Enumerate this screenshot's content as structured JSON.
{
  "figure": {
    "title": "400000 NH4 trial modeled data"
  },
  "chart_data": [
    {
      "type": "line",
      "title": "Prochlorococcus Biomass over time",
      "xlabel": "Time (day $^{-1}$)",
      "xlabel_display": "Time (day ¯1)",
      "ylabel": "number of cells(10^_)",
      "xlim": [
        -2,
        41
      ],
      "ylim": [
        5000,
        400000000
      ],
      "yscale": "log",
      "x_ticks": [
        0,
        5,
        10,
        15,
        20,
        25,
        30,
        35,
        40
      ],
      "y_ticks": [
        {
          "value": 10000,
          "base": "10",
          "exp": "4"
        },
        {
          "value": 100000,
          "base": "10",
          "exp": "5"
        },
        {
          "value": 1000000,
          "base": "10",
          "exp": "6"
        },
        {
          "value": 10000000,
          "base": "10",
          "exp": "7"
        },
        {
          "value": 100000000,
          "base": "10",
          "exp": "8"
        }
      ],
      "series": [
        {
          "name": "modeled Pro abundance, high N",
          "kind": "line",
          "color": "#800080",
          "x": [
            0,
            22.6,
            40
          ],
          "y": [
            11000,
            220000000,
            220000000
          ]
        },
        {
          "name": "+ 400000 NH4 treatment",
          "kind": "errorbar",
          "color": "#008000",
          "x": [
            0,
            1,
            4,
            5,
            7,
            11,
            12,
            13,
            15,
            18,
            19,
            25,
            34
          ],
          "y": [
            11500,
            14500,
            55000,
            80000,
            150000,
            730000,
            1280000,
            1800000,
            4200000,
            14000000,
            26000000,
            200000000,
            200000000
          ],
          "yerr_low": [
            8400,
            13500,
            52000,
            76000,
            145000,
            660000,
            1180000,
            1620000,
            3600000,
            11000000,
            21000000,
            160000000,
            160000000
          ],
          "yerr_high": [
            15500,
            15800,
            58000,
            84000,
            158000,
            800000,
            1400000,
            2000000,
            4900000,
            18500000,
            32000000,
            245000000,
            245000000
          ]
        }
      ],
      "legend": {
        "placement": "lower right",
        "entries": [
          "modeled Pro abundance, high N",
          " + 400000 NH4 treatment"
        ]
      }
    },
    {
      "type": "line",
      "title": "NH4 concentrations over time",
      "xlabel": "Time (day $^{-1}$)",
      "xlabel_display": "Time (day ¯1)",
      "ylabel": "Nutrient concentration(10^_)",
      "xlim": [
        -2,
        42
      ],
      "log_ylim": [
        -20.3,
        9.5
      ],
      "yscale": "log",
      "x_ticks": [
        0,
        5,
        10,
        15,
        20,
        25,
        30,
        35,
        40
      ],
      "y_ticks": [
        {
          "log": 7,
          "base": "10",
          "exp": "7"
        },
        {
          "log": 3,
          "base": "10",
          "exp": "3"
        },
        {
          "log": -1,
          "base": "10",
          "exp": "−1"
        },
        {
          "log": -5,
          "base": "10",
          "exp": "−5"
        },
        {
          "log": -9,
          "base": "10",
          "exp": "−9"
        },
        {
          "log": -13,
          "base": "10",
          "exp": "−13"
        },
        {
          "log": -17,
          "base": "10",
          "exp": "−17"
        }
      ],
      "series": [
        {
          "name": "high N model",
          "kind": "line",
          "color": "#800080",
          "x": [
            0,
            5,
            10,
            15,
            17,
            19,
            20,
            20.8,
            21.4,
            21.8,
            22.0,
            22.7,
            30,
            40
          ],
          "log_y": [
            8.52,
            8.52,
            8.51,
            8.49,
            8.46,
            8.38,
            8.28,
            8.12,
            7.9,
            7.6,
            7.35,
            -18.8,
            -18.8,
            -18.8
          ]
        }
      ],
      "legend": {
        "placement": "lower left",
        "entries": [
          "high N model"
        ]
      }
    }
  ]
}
========================
## AIM OF THE TASK
Return all lines from the entries that contain the string "treatment".

## REPLY TO THE EXERCISE
          "name": "+ 400000 NH4 treatment",
          " + 400000 NH4 treatment"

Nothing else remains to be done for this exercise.